--- Start of Records supplied ---

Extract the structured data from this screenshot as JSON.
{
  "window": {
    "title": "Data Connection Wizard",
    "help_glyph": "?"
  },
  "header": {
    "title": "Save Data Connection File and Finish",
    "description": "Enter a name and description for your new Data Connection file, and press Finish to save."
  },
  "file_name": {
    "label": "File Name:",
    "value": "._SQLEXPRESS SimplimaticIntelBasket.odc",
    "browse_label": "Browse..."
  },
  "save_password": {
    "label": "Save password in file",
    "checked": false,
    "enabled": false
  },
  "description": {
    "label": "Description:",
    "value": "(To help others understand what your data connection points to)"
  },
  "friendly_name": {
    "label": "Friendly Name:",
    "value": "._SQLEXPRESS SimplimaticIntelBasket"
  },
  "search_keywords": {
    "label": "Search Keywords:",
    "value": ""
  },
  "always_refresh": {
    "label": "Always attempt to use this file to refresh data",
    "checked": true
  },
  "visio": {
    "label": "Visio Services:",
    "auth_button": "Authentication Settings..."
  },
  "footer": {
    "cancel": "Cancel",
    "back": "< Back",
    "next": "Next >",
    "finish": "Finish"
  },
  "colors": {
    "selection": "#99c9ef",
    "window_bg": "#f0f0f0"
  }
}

--- End of Records supplied ---

_Exercise brief_
Extract each line holding the word "this" from the records.

_Task output_
Extract the structured data from this screenshot as JSON.
    "label": "Always attempt to use this file to refresh data",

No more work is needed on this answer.